Items from a data source:
— begin —

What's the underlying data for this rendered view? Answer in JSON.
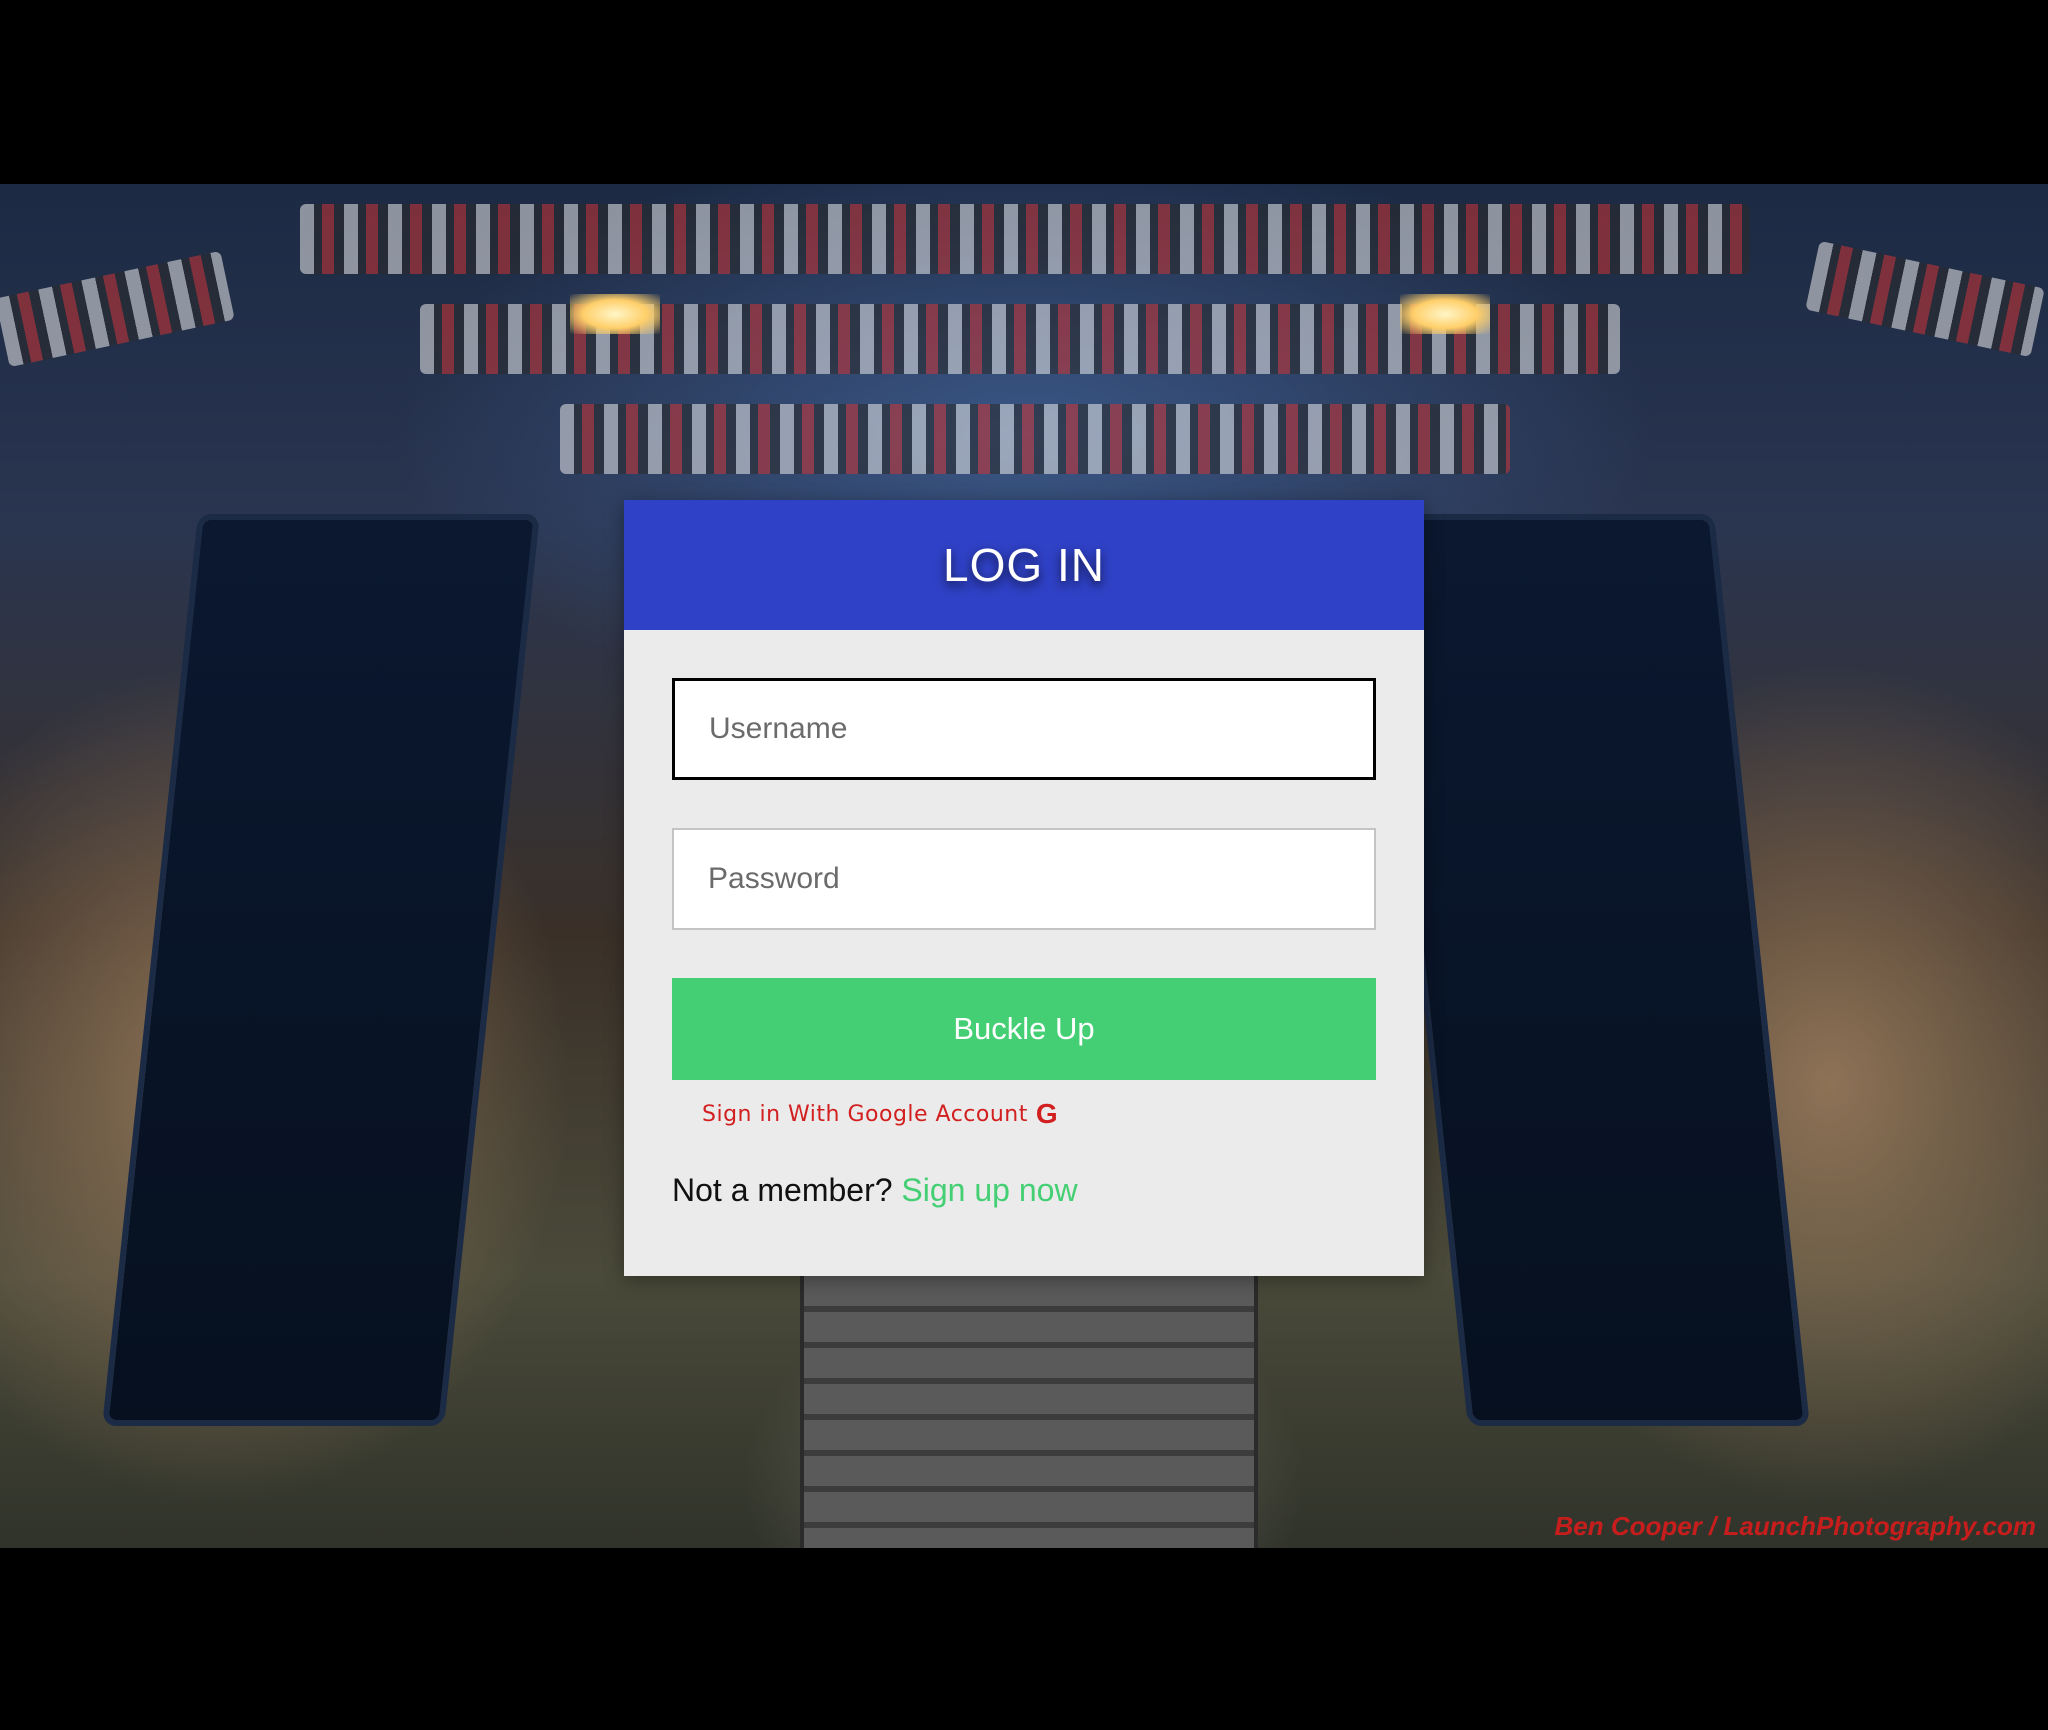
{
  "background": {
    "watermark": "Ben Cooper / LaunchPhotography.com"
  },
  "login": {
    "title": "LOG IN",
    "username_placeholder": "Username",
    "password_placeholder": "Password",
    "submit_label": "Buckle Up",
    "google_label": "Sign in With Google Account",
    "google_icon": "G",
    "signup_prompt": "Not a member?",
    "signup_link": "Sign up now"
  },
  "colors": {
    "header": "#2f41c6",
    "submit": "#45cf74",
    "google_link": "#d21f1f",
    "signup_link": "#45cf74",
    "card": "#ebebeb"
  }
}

— end —

> **Exercise task**
Without including the pictures, return each record above exactly as it stands.

> **Result of the task**
What's the underlying data for this rendered view? Answer in JSON.
{
  "background": {
    "watermark": "Ben Cooper / LaunchPhotography.com"
  },
  "login": {
    "title": "LOG IN",
    "username_placeholder": "Username",
    "password_placeholder": "Password",
    "submit_label": "Buckle Up",
    "google_label": "Sign in With Google Account",
    "google_icon": "G",
    "signup_prompt": "Not a member?",
    "signup_link": "Sign up now"
  },
  "colors": {
    "header": "#2f41c6",
    "submit": "#45cf74",
    "google_link": "#d21f1f",
    "signup_link": "#45cf74",
    "card": "#ebebeb"
  }
}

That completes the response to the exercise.